▶ Task
Go through the lines below. Copy those with "Note".

▶ Data to use
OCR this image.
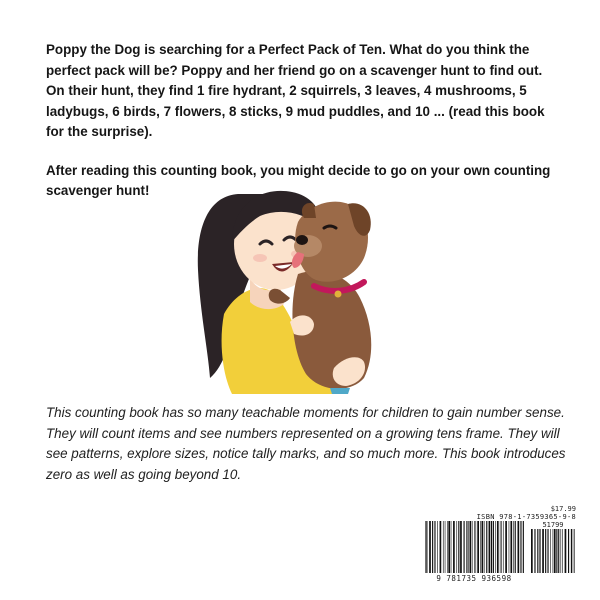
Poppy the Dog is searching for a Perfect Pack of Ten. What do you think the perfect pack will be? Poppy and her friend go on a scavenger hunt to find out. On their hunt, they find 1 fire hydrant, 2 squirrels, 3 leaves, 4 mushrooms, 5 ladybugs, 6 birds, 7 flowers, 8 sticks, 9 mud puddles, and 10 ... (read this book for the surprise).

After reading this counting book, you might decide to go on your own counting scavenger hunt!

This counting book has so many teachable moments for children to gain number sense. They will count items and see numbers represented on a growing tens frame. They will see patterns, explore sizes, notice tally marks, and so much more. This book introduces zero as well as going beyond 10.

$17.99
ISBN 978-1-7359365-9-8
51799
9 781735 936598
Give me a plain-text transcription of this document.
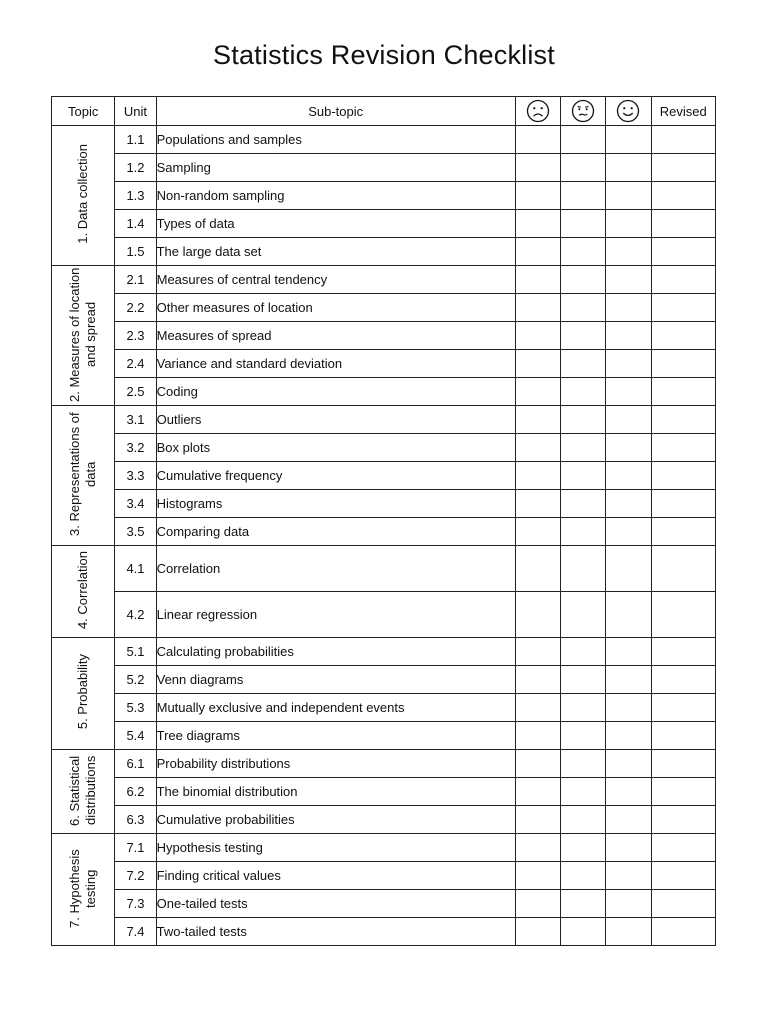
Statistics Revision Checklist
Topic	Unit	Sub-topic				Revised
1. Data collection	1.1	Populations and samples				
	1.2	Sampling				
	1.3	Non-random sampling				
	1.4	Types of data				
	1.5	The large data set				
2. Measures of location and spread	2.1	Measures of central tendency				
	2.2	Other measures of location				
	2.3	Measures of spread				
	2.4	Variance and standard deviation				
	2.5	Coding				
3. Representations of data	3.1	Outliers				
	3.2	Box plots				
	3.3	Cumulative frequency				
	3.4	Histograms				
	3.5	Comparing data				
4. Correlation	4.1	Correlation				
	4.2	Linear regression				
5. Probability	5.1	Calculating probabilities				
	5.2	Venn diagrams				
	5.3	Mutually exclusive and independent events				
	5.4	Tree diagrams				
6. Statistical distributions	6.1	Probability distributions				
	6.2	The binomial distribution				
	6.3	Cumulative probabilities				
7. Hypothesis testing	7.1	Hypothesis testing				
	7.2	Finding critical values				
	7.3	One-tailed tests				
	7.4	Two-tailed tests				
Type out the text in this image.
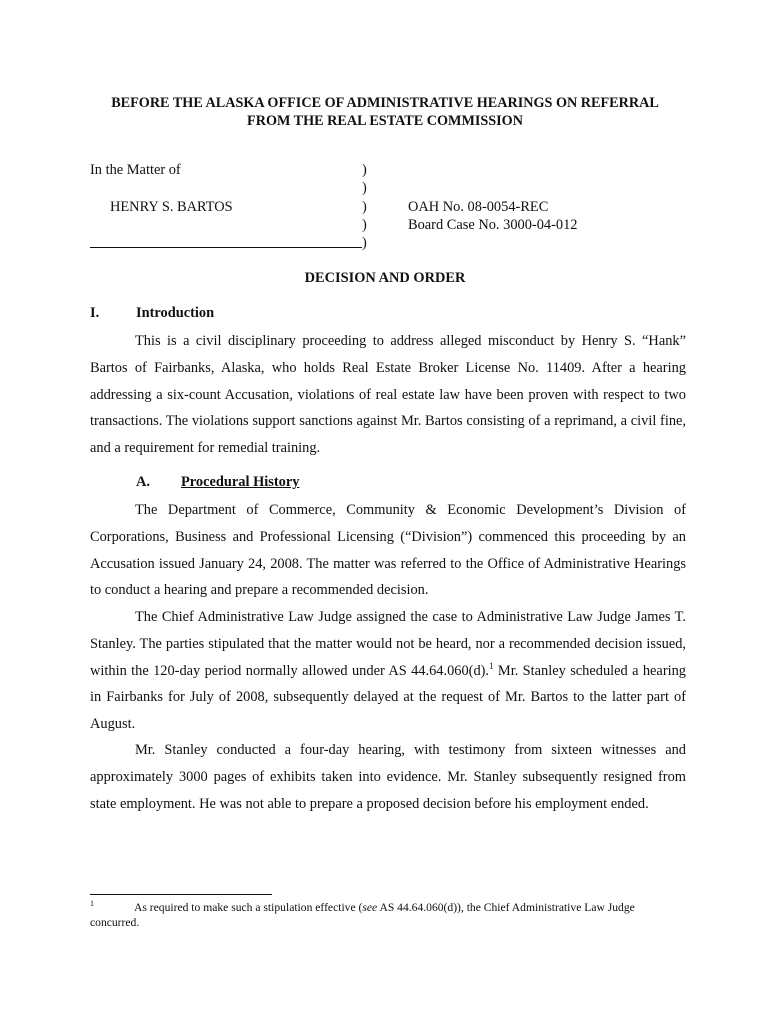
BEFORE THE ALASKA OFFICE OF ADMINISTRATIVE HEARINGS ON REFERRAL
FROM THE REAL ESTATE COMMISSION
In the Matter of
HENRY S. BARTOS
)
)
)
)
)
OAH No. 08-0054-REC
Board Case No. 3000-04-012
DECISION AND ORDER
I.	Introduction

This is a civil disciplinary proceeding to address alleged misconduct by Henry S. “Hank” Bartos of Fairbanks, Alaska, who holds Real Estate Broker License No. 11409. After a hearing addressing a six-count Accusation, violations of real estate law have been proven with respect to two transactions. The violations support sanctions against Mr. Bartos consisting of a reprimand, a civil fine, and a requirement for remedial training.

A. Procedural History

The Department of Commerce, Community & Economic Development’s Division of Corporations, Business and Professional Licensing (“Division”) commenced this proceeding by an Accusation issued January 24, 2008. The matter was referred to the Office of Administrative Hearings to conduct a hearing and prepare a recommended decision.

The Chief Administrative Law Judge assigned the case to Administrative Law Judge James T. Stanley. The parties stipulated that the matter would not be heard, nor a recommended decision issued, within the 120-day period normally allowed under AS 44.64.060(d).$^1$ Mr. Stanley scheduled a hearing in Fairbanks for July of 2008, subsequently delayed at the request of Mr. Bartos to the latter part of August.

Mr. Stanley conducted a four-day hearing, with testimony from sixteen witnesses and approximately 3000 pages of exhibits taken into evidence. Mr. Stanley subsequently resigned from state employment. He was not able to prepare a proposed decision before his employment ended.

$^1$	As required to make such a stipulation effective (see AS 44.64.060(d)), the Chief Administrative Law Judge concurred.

--

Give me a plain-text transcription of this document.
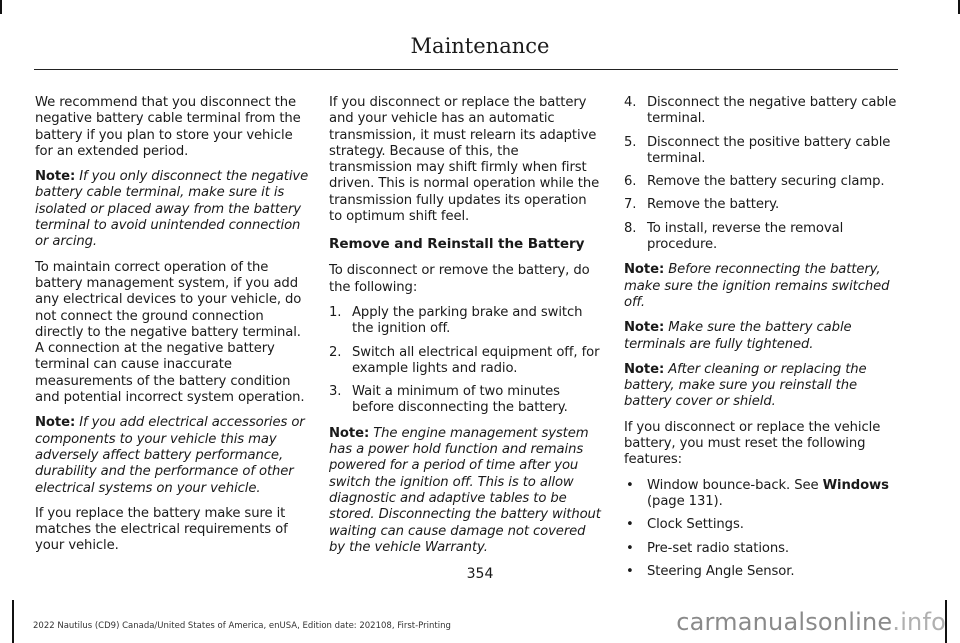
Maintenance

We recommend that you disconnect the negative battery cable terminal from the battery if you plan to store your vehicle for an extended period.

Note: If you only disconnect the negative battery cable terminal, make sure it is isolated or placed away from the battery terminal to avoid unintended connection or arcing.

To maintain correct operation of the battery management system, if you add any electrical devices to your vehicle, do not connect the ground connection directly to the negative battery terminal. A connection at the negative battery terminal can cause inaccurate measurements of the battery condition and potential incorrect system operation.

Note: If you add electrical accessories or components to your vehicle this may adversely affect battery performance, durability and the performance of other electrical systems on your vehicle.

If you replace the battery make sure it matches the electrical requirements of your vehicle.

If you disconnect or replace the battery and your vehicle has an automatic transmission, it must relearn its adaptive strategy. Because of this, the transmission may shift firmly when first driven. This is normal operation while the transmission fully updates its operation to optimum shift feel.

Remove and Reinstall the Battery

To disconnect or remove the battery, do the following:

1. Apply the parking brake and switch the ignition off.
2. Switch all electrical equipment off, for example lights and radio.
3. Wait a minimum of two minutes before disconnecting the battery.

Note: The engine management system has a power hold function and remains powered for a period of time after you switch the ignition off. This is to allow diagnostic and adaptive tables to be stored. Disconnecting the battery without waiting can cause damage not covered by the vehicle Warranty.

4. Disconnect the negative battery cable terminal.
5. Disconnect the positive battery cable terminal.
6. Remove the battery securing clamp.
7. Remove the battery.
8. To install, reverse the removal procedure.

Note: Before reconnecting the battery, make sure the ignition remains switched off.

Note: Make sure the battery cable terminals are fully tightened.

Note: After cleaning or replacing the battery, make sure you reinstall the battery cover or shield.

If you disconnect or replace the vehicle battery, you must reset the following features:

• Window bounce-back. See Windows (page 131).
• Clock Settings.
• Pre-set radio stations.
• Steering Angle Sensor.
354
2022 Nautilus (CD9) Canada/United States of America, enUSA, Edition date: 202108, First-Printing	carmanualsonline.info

▶ Correct result
Note: If you only disconnect the negative battery cable terminal, make sure it is isolated or placed away from the battery terminal to avoid unintended connection or arcing.
Note: If you add electrical accessories or components to your vehicle this may adversely affect battery performance, durability and the performance of other electrical systems on your vehicle.
Note: The engine management system has a power hold function and remains powered for a period of time after you switch the ignition off. This is to allow diagnostic and adaptive tables to be stored. Disconnecting the battery without waiting can cause damage not covered by the vehicle Warranty.
Note: Before reconnecting the battery, make sure the ignition remains switched off.
Note: Make sure the battery cable terminals are fully tightened.
Note: After cleaning or replacing the battery, make sure you reinstall the battery cover or shield.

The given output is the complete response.